━━ ENTRIES SUPPLIED ━━
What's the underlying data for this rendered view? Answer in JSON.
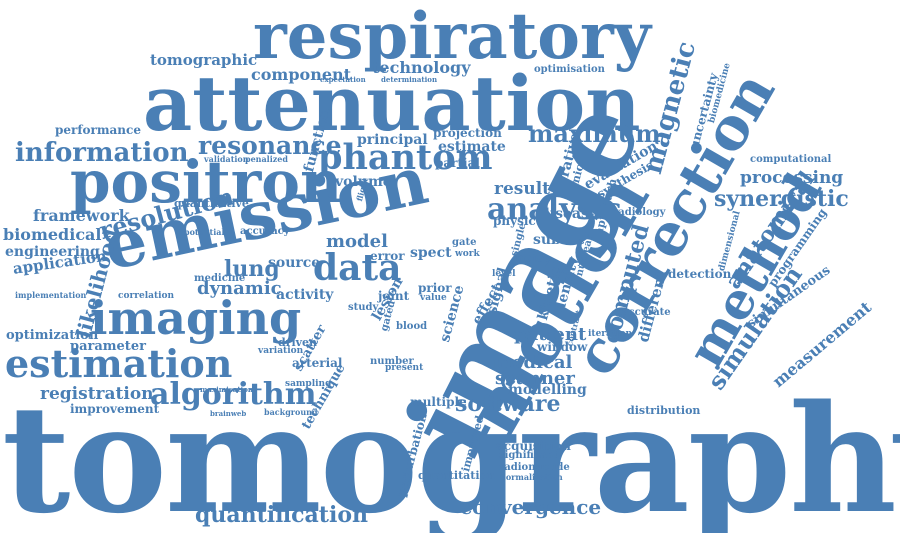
{
  "cloud": {
    "color": "#4a7fb5",
    "words": {
      "respiratory": "respiratory",
      "attenuation": "attenuation",
      "tomographic": "tomographic",
      "component": "component",
      "technology": "technology",
      "optimisation": "optimisation",
      "expectation": "expectation",
      "determination": "determination",
      "magnetic": "magnetic",
      "uncertainty": "uncertainty",
      "biomedicine": "biomedicine",
      "computational": "computational",
      "performance": "performance",
      "information": "information",
      "resonance": "resonance",
      "phantom": "phantom",
      "principal": "principal",
      "projection": "projection",
      "estimate": "estimate",
      "maximum": "maximum",
      "positron": "positron",
      "validation": "validation",
      "penalized": "penalized",
      "function": "function",
      "partial": "partial",
      "evaluation": "evaluation",
      "synthesis": "synthesis",
      "processing": "processing",
      "iterative": "iterative",
      "clinical": "clinical",
      "emission": "emission",
      "volume": "volume",
      "quantitative": "quantitative",
      "potential": "potential",
      "accuracy": "accuracy",
      "result": "result",
      "analysis": "analysis",
      "framework": "framework",
      "resolution": "resolution",
      "correction": "correction",
      "synergistic": "synergistic",
      "disease": "disease",
      "radiology": "radiology",
      "approach": "approach",
      "biomedical": "biomedical",
      "model": "model",
      "data": "data",
      "engineering": "engineering",
      "subset": "subset",
      "anatomical": "anatomical",
      "programming": "programming",
      "image": "image",
      "motion": "motion",
      "method": "method",
      "application": "application",
      "likelihood": "likelihood",
      "lung": "lung",
      "source": "source",
      "spect": "spect",
      "noise": "noise",
      "detection": "detection",
      "computed": "computed",
      "dimensional": "dimensional",
      "medicine": "medicine",
      "dynamic": "dynamic",
      "simultaneous": "simultaneous",
      "implementation": "implementation",
      "imaging": "imaging",
      "correlation": "correlation",
      "activity": "activity",
      "joint": "joint",
      "prior": "prior",
      "value": "value",
      "kinetic": "kinetic",
      "density": "density",
      "different": "different",
      "accurate": "accurate",
      "simulation": "simulation",
      "optimization": "optimization",
      "scatter": "scatter",
      "blood": "blood",
      "patient": "patient",
      "measurement": "measurement",
      "parameter": "parameter",
      "driven": "driven",
      "variation": "variation",
      "science": "science",
      "effect": "effect",
      "signal": "signal",
      "iteration": "iteration",
      "estimation": "estimation",
      "arterial": "arterial",
      "number": "number",
      "window": "window",
      "medical": "medical",
      "scanner": "scanner",
      "registration": "registration",
      "algorithm": "algorithm",
      "sampling": "sampling",
      "present": "present",
      "multiple": "multiple",
      "modelling": "modelling",
      "software": "software",
      "distribution": "distribution",
      "improvement": "improvement",
      "background": "background",
      "brainweb": "brainweb",
      "technique": "technique",
      "tomography": "tomography",
      "acquisition": "acquisition",
      "significant": "significant",
      "radionuclide": "radionuclide",
      "normalisation": "normalisation",
      "quantitation": "quantitation",
      "improved": "improved",
      "perturbation": "perturbation",
      "convergence": "convergence",
      "quantification": "quantification",
      "maximisation": "maximisation",
      "lesion": "lesion",
      "error": "error",
      "study": "study",
      "gate": "gate",
      "work": "work",
      "gated": "gated",
      "physic": "physic",
      "single": "single",
      "nuclear": "nuclear",
      "flight": "flight",
      "contrast": "contrast",
      "level": "level"
    }
  }
}
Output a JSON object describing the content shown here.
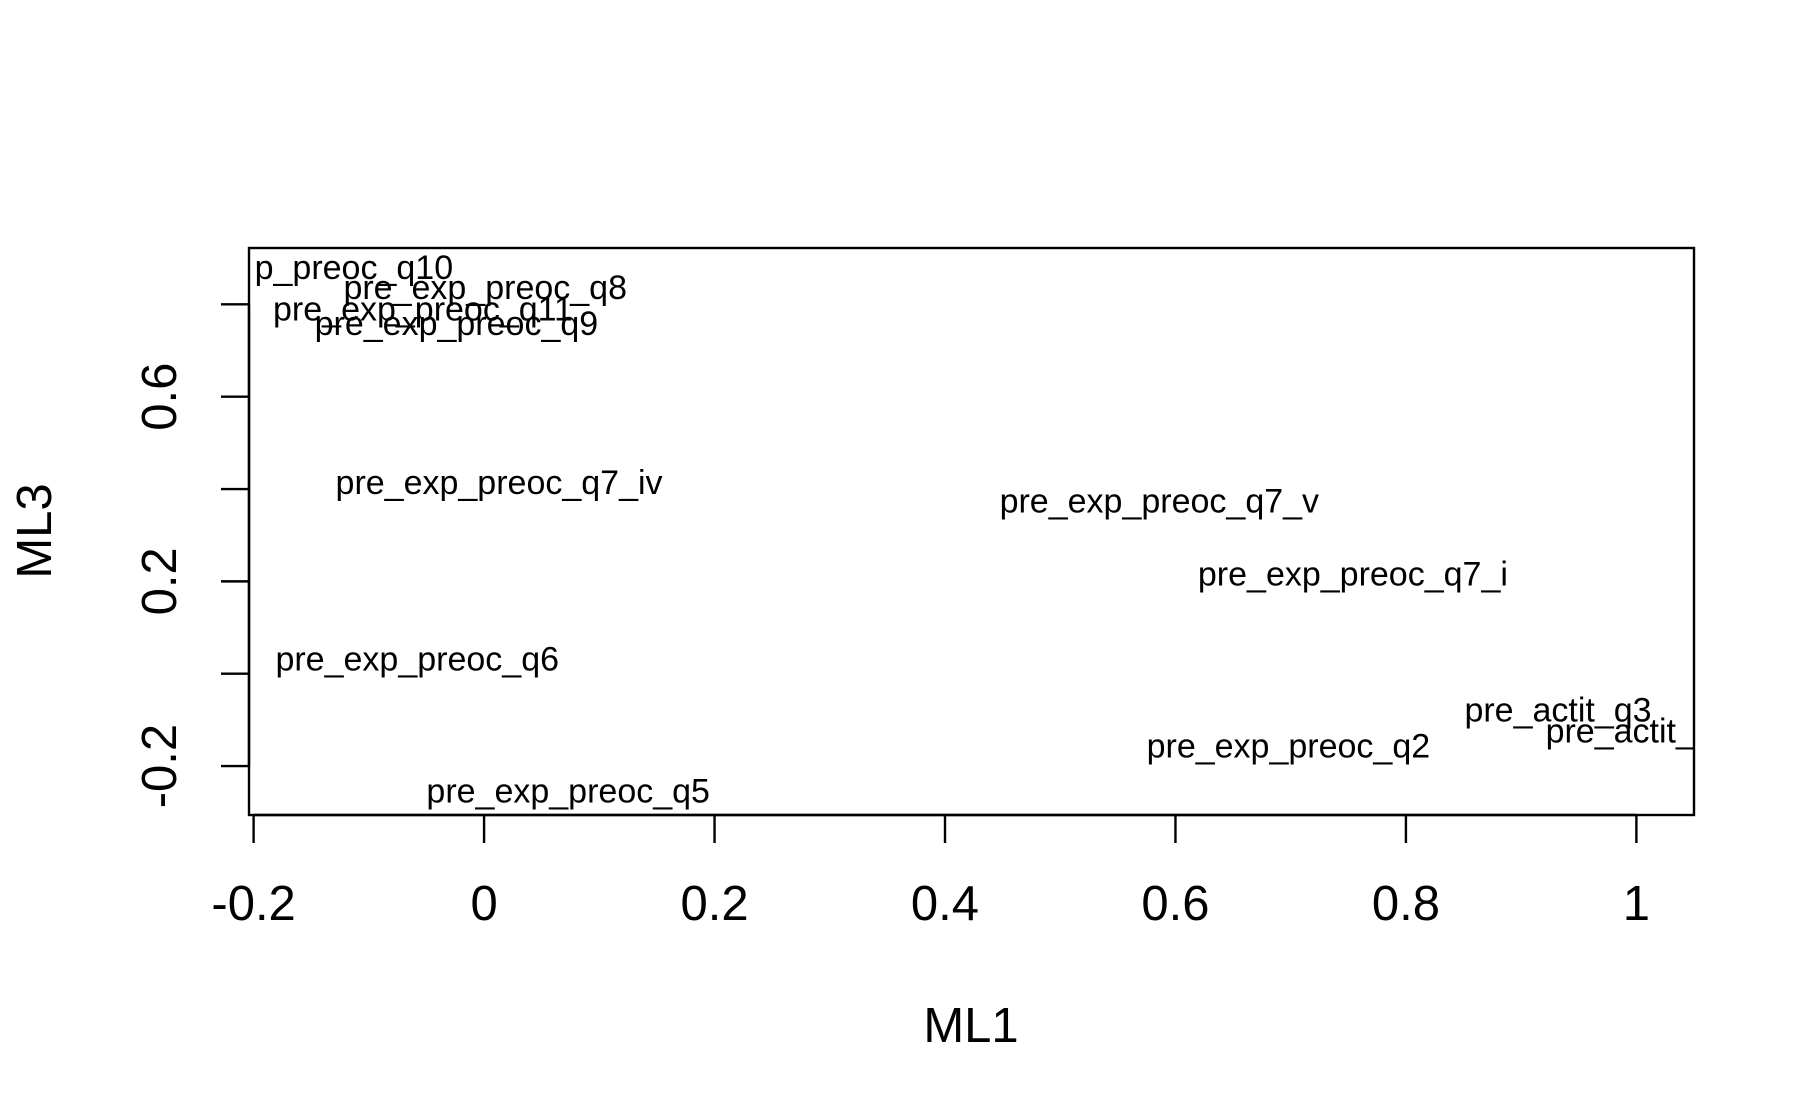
{
  "chart_data": {
    "type": "scatter",
    "xlabel": "ML1",
    "ylabel": "ML3",
    "labels": [
      "p_preoc_q10",
      "pre_exp_preoc_q8",
      "pre_exp_preoc_q11",
      "pre_exp_preoc_q9",
      "pre_exp_preoc_q7_iv",
      "pre_exp_preoc_q7_v",
      "pre_exp_preoc_q7_i",
      "pre_exp_preoc_q6",
      "pre_actit_q3",
      "pre_actit_",
      "pre_exp_preoc_q2",
      "pre_exp_preoc_q5"
    ],
    "x": [
      -0.113,
      0.001,
      -0.053,
      -0.024,
      0.013,
      0.586,
      0.754,
      -0.058,
      0.932,
      0.986,
      0.698,
      0.073
    ],
    "y": [
      0.874,
      0.831,
      0.784,
      0.753,
      0.409,
      0.369,
      0.21,
      0.026,
      -0.084,
      -0.13,
      -0.162,
      -0.26
    ],
    "color": "#000000",
    "xlim": [
      -0.204,
      1.05
    ],
    "ylim": [
      -0.306,
      0.922
    ],
    "xticks": [
      -0.2,
      0.0,
      0.2,
      0.4,
      0.6,
      0.8,
      1.0
    ],
    "yticks": [
      -0.2,
      {
        "value": 0,
        "label": null
      },
      0.2,
      {
        "value": 0.4,
        "label": null
      },
      0.6,
      {
        "value": 0.8,
        "label": null
      }
    ]
  }
}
━━━
Your task is to retype the lines running from the one that contains "Output a JSON" through the end of the records, and nothing else. Pictures are not part of the copy.

Output a JSON object describing the content shown here.
{
  "chart_data": {
    "type": "scatter",
    "xlabel": "ML1",
    "ylabel": "ML3",
    "labels": [
      "p_preoc_q10",
      "pre_exp_preoc_q8",
      "pre_exp_preoc_q11",
      "pre_exp_preoc_q9",
      "pre_exp_preoc_q7_iv",
      "pre_exp_preoc_q7_v",
      "pre_exp_preoc_q7_i",
      "pre_exp_preoc_q6",
      "pre_actit_q3",
      "pre_actit_",
      "pre_exp_preoc_q2",
      "pre_exp_preoc_q5"
    ],
    "x": [
      -0.113,
      0.001,
      -0.053,
      -0.024,
      0.013,
      0.586,
      0.754,
      -0.058,
      0.932,
      0.986,
      0.698,
      0.073
    ],
    "y": [
      0.874,
      0.831,
      0.784,
      0.753,
      0.409,
      0.369,
      0.21,
      0.026,
      -0.084,
      -0.13,
      -0.162,
      -0.26
    ],
    "color": "#000000",
    "xlim": [
      -0.204,
      1.05
    ],
    "ylim": [
      -0.306,
      0.922
    ],
    "xticks": [
      -0.2,
      0.0,
      0.2,
      0.4,
      0.6,
      0.8,
      1.0
    ],
    "yticks": [
      -0.2,
      {
        "value": 0,
        "label": null
      },
      0.2,
      {
        "value": 0.4,
        "label": null
      },
      0.6,
      {
        "value": 0.8,
        "label": null
      }
    ]
  }
}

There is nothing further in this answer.